## Task
From the listing that follows, output everything exactly except the pictures.

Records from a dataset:
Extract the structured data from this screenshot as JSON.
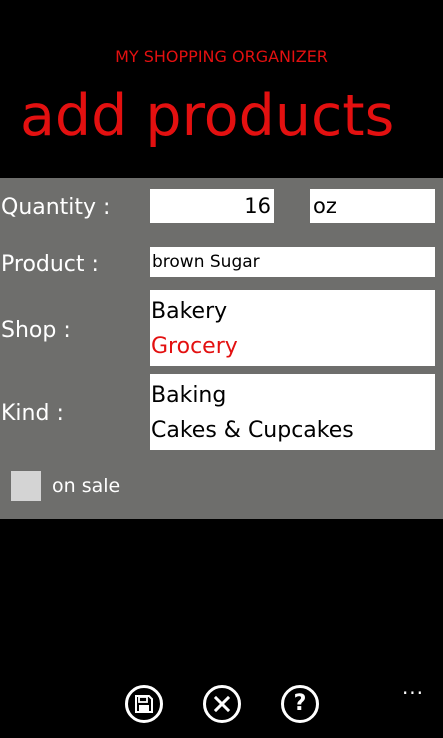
{
  "header": {
    "app_title": "MY SHOPPING ORGANIZER",
    "page_title": "add products"
  },
  "form": {
    "quantity": {
      "label": "Quantity :",
      "value": "16",
      "unit": "oz"
    },
    "product": {
      "label": "Product :",
      "value": "brown Sugar"
    },
    "shop": {
      "label": "Shop :",
      "options": [
        "Bakery",
        "Grocery"
      ],
      "selected": "Grocery"
    },
    "kind": {
      "label": "Kind :",
      "options": [
        "Baking",
        "Cakes & Cupcakes"
      ]
    },
    "on_sale": {
      "label": "on sale",
      "checked": false
    }
  },
  "app_bar": {
    "buttons": [
      {
        "name": "save",
        "icon": "floppy-disk-icon"
      },
      {
        "name": "cancel",
        "icon": "close-icon"
      },
      {
        "name": "help",
        "icon": "question-icon",
        "glyph": "?"
      }
    ],
    "more": "..."
  },
  "colors": {
    "accent": "#e31010",
    "panel": "#6e6e6c",
    "background": "#000000"
  }
}
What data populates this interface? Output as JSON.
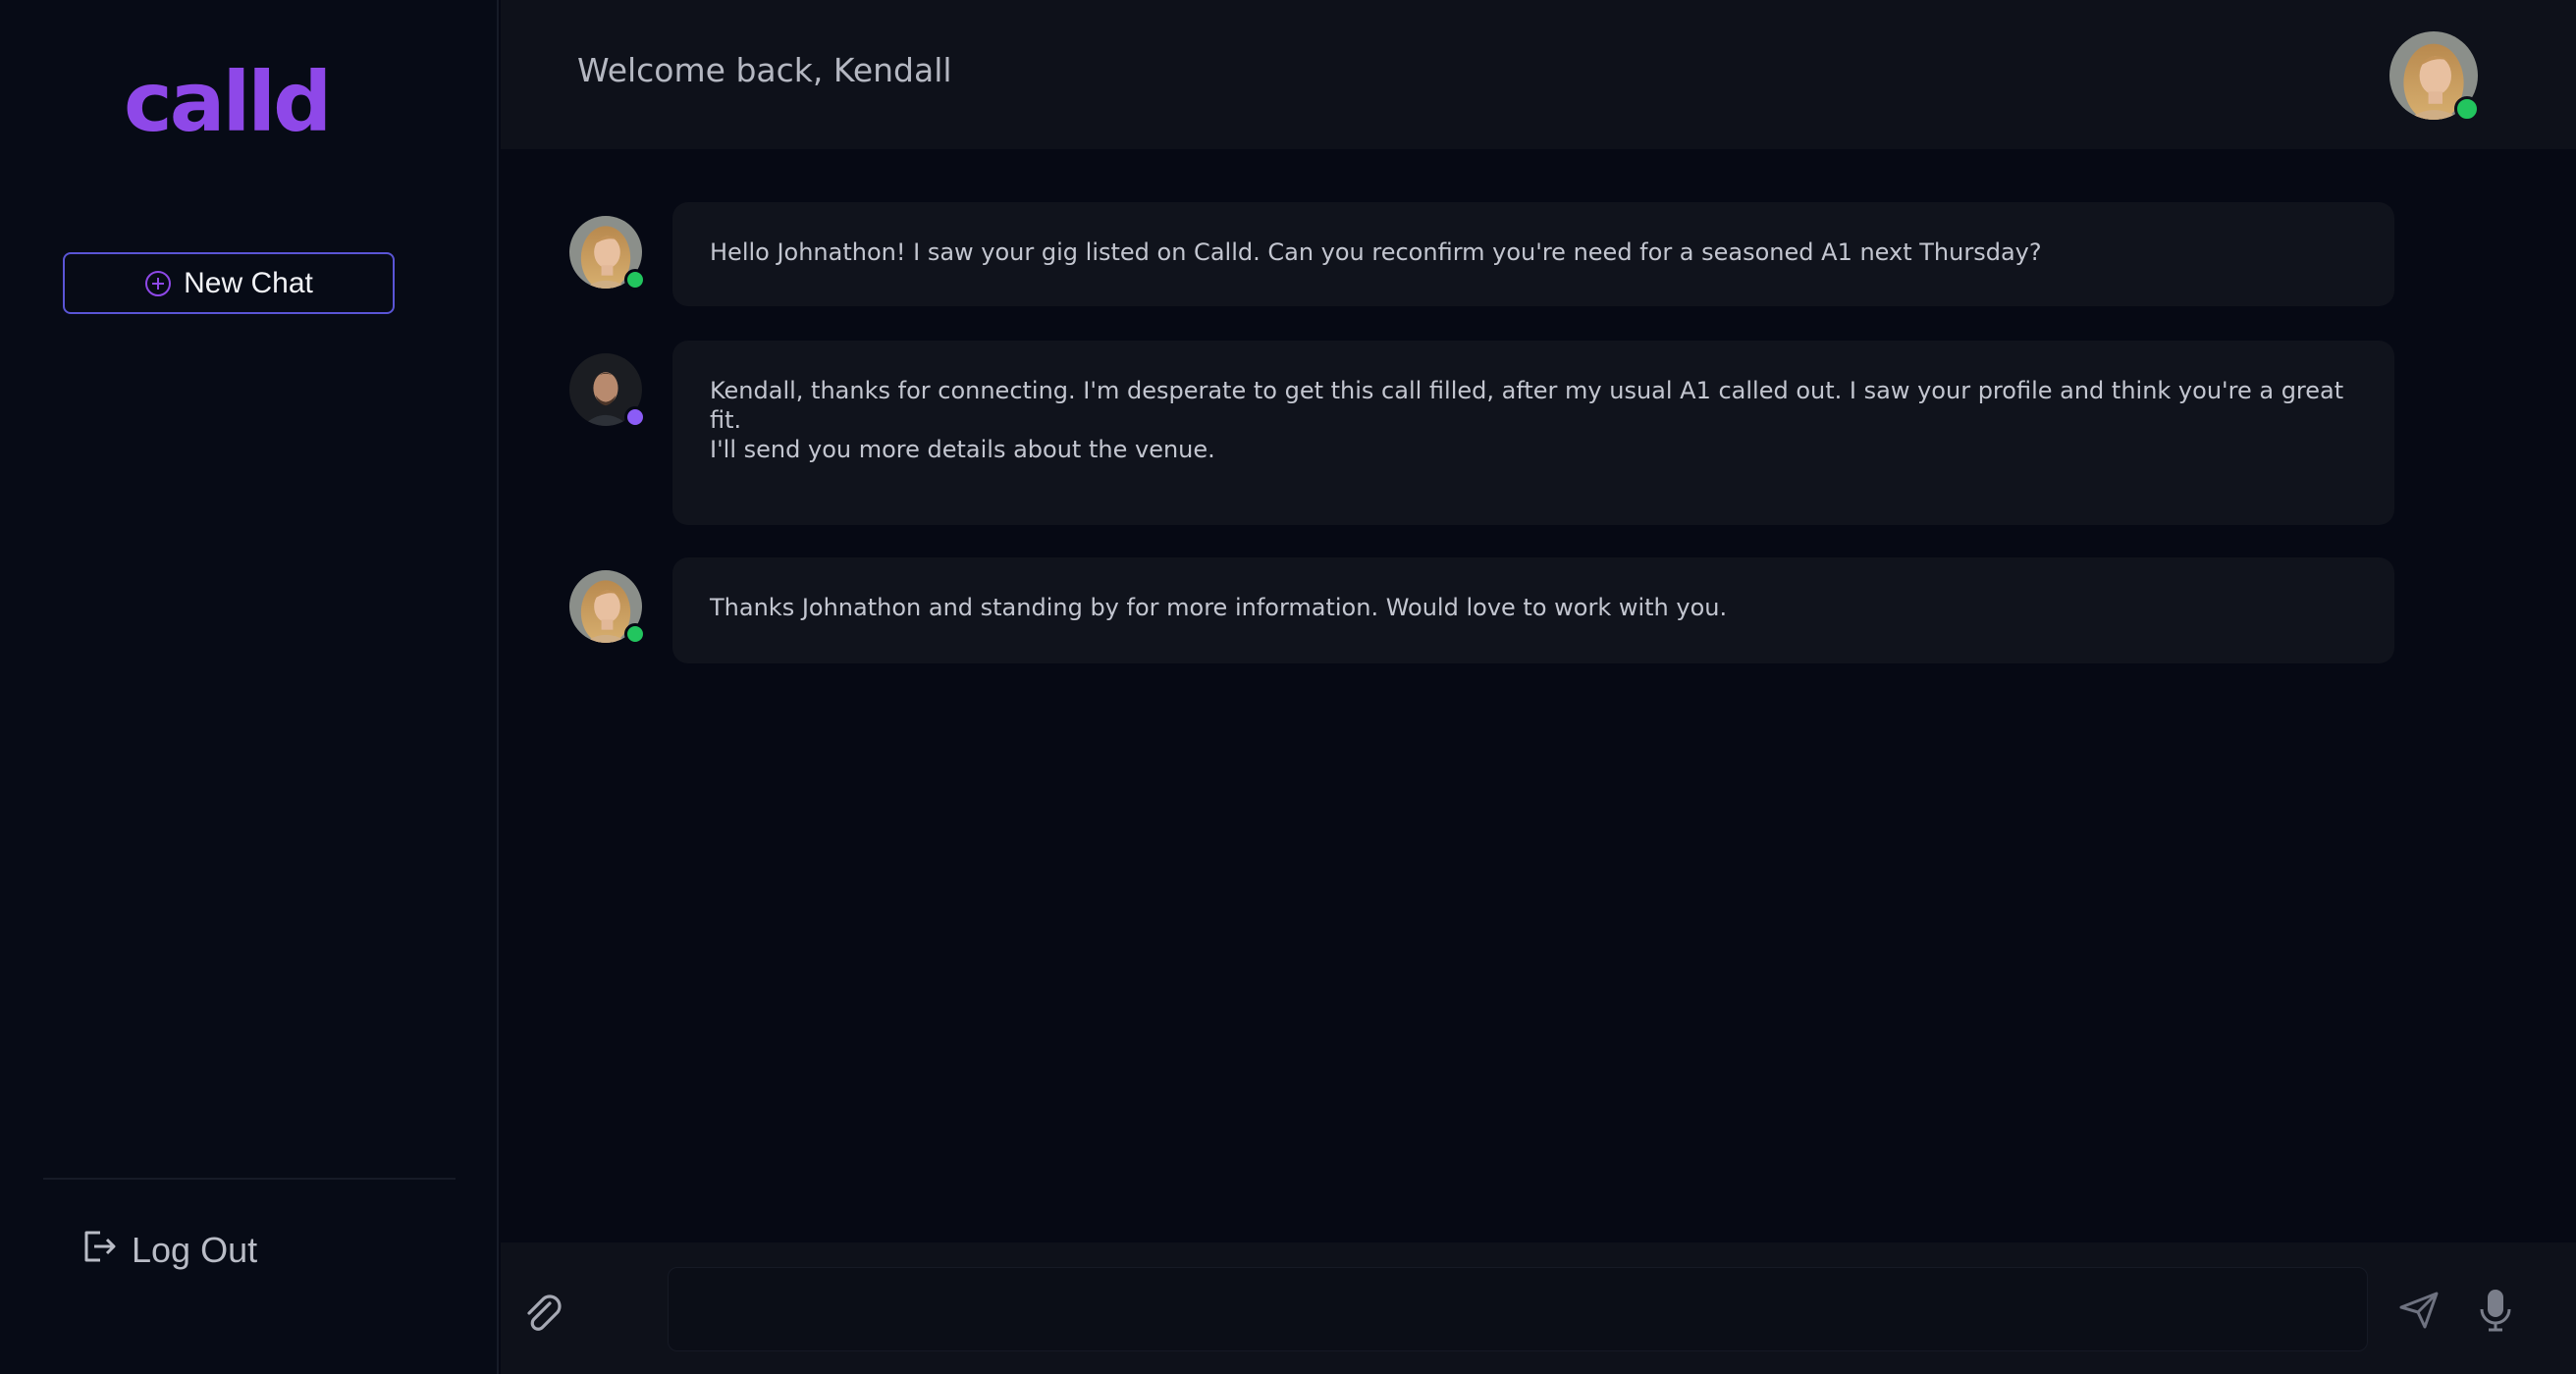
{
  "brand": {
    "logo_text": "calld",
    "accent_color": "#8e48e8"
  },
  "sidebar": {
    "new_chat_label": "New Chat",
    "new_chat_icon": "plus-circle-icon",
    "logout_label": "Log Out",
    "logout_icon": "logout-icon"
  },
  "header": {
    "welcome_text": "Welcome back, Kendall",
    "avatar": {
      "user": "Kendall",
      "status": "online",
      "status_color": "#22c55e"
    }
  },
  "messages": [
    {
      "sender": "Kendall",
      "status_color": "#22c55e",
      "text": "Hello Johnathon!  I saw your gig listed on Calld.  Can you reconfirm you're need for a seasoned A1 next Thursday?"
    },
    {
      "sender": "Johnathon",
      "status_color": "#8b5cf6",
      "text": "Kendall, thanks for connecting.  I'm desperate to get this call filled, after my usual A1 called out.  I saw your profile and think you're a great fit.\nI'll send you more details about the venue."
    },
    {
      "sender": "Kendall",
      "status_color": "#22c55e",
      "text": "Thanks Johnathon and standing by for more information.  Would love to work with you."
    }
  ],
  "composer": {
    "input_value": "",
    "placeholder": "",
    "attach_icon": "paperclip-icon",
    "send_icon": "send-icon",
    "mic_icon": "microphone-icon"
  }
}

## The completed task
Extract the structured data from this screenshot as JSON.
{
  "header": {
    "app_title": "MY SHOPPING ORGANIZER",
    "page_title": "add products"
  },
  "form": {
    "quantity": {
      "label": "Quantity :",
      "value": "16",
      "unit": "oz"
    },
    "product": {
      "label": "Product :",
      "value": "brown Sugar"
    },
    "shop": {
      "label": "Shop :",
      "options": [
        "Bakery",
        "Grocery"
      ],
      "selected": "Grocery"
    },
    "kind": {
      "label": "Kind :",
      "options": [
        "Baking",
        "Cakes & Cupcakes"
      ]
    },
    "on_sale": {
      "label": "on sale",
      "checked": false
    }
  },
  "app_bar": {
    "buttons": [
      {
        "name": "save",
        "icon": "floppy-disk-icon"
      },
      {
        "name": "cancel",
        "icon": "close-icon"
      },
      {
        "name": "help",
        "icon": "question-icon",
        "glyph": "?"
      }
    ],
    "more": "..."
  },
  "colors": {
    "accent": "#e31010",
    "panel": "#6e6e6c",
    "background": "#000000"
  }
}
What data populates this interface? Output as JSON.
{
  "brand": {
    "logo_text": "calld",
    "accent_color": "#8e48e8"
  },
  "sidebar": {
    "new_chat_label": "New Chat",
    "new_chat_icon": "plus-circle-icon",
    "logout_label": "Log Out",
    "logout_icon": "logout-icon"
  },
  "header": {
    "welcome_text": "Welcome back, Kendall",
    "avatar": {
      "user": "Kendall",
      "status": "online",
      "status_color": "#22c55e"
    }
  },
  "messages": [
    {
      "sender": "Kendall",
      "status_color": "#22c55e",
      "text": "Hello Johnathon!  I saw your gig listed on Calld.  Can you reconfirm you're need for a seasoned A1 next Thursday?"
    },
    {
      "sender": "Johnathon",
      "status_color": "#8b5cf6",
      "text": "Kendall, thanks for connecting.  I'm desperate to get this call filled, after my usual A1 called out.  I saw your profile and think you're a great fit.\nI'll send you more details about the venue."
    },
    {
      "sender": "Kendall",
      "status_color": "#22c55e",
      "text": "Thanks Johnathon and standing by for more information.  Would love to work with you."
    }
  ],
  "composer": {
    "input_value": "",
    "placeholder": "",
    "attach_icon": "paperclip-icon",
    "send_icon": "send-icon",
    "mic_icon": "microphone-icon"
  }
}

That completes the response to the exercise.